* Texto de leitura:
****************
Fala, galera! Finalmente a NCsoft resolveu abrir a boca e soltou aquela primeira livestream pra gente entender o que diabos está rolando com Aion 2. Quem acompanhou o primeiro jogo sabe que a pegada era única, mas a expectativa pro lançamento global agora está num nível absurdo, com todo mundo querendo saber se o jogo vai entregar a experiência massiva que a gente espera ou se vai ser só mais um título pra encher a Steam.
O papo foi reto sobre as mudanças no sistema, mas claro, a empresa manteve aquele mistério irritante sobre a data de lançamento. É aquele clássico: dão a cenoura na frente do coelho, mas não deixam a gente morder. Mesmo assim, as informações que escaparam sobre as atividades e a estrutura de grupos mostram que eles estão tentando corrigir erros do passado para não deixar o game flopar logo na largada.
****************
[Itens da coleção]

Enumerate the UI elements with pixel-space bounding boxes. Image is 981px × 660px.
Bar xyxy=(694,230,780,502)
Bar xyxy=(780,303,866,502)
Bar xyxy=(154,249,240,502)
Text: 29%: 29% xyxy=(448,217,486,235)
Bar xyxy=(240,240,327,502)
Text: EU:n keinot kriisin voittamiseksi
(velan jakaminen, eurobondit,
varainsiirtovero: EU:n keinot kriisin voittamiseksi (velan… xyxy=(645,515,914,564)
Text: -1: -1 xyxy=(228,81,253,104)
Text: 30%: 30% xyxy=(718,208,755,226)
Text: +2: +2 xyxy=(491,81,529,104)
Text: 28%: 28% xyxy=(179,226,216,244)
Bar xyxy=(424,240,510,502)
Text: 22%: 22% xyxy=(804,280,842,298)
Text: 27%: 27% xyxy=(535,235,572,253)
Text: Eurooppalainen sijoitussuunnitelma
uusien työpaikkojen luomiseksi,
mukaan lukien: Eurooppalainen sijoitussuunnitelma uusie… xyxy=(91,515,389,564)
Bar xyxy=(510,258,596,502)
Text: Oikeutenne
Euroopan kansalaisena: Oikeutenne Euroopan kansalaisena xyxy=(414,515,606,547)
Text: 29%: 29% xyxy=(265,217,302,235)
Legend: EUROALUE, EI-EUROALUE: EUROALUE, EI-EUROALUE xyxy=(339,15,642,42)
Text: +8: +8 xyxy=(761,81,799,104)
****************
* Enunciado da tarefa: No texto sobre Aion 2, sobre qual informação a empresa manteve mistério durante a livestream? O material não é necessário para resolver o exercício.

* Resultado do exercício: Sobre a data de lançamento do jogo.